▶ **WHAT IS REQUIRED**
Copy out lines with the word "intended" from the material that follows.

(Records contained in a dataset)

━━━━

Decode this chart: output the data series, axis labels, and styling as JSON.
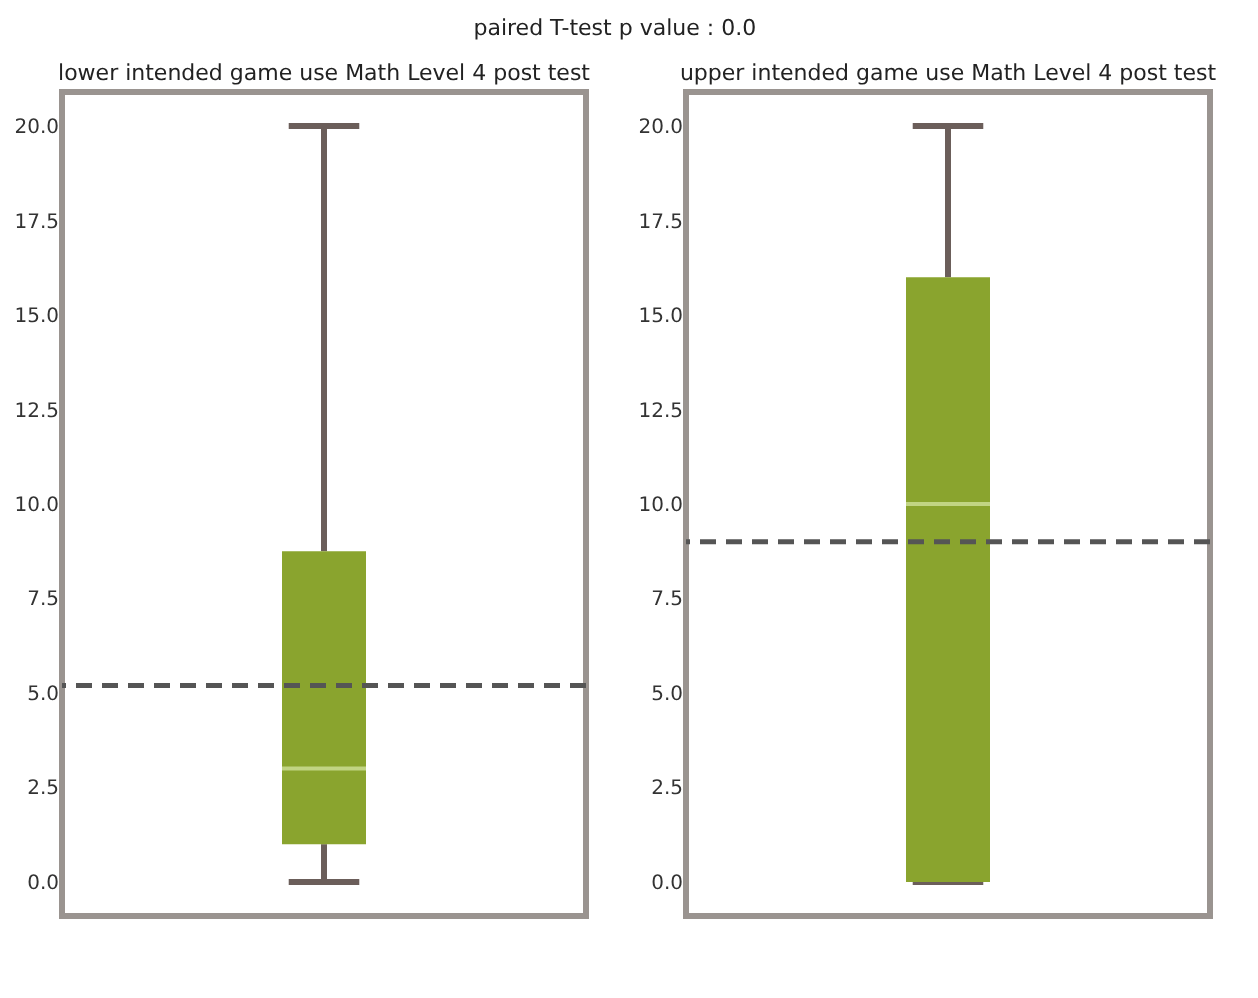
{
  "chart_data": [
    {
      "type": "box",
      "title": "lower intended game use Math Level 4 post test",
      "annotations": [
        "paired T-test p value : 0.0"
      ],
      "categories": [
        null
      ],
      "color": "#8aa42e",
      "boxes": [
        {
          "low": 0,
          "q1": 1.0,
          "median": 3.0,
          "q3": 8.75,
          "high": 20
        }
      ],
      "ylim": [
        -0.9,
        20.9
      ],
      "yticks": [
        {
          "value": 0,
          "label": "0.0"
        },
        2.5,
        {
          "value": 5,
          "label": "5.0"
        },
        7.5,
        {
          "value": 10,
          "label": "10.0"
        },
        12.5,
        {
          "value": 15,
          "label": "15.0"
        },
        17.5,
        {
          "value": 20,
          "label": "20.0"
        }
      ],
      "ref_lines": [
        {
          "axis": "y",
          "value": 5.2,
          "color": "#555555",
          "line_style": "dashed"
        }
      ],
      "tick_labels": "y",
      "grid": false
    },
    {
      "type": "box",
      "title": "upper intended game use Math Level 4 post test",
      "categories": [
        null
      ],
      "color": "#8aa42e",
      "boxes": [
        {
          "low": 0,
          "q1": 0,
          "median": 10.0,
          "q3": 16.0,
          "high": 20
        }
      ],
      "ylim": [
        -0.9,
        20.9
      ],
      "yticks": [
        {
          "value": 0,
          "label": "0.0"
        },
        2.5,
        {
          "value": 5,
          "label": "5.0"
        },
        7.5,
        {
          "value": 10,
          "label": "10.0"
        },
        12.5,
        {
          "value": 15,
          "label": "15.0"
        },
        17.5,
        {
          "value": 20,
          "label": "20.0"
        }
      ],
      "ref_lines": [
        {
          "axis": "y",
          "value": 9.0,
          "color": "#555555",
          "line_style": "dashed"
        }
      ],
      "tick_labels": "y",
      "grid": false
    }
  ]
}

━━━━

▶ **RESPONSE TO THIS TASK**
      "title": "lower intended game use Math Level 4 post test",
      "title": "upper intended game use Math Level 4 post test",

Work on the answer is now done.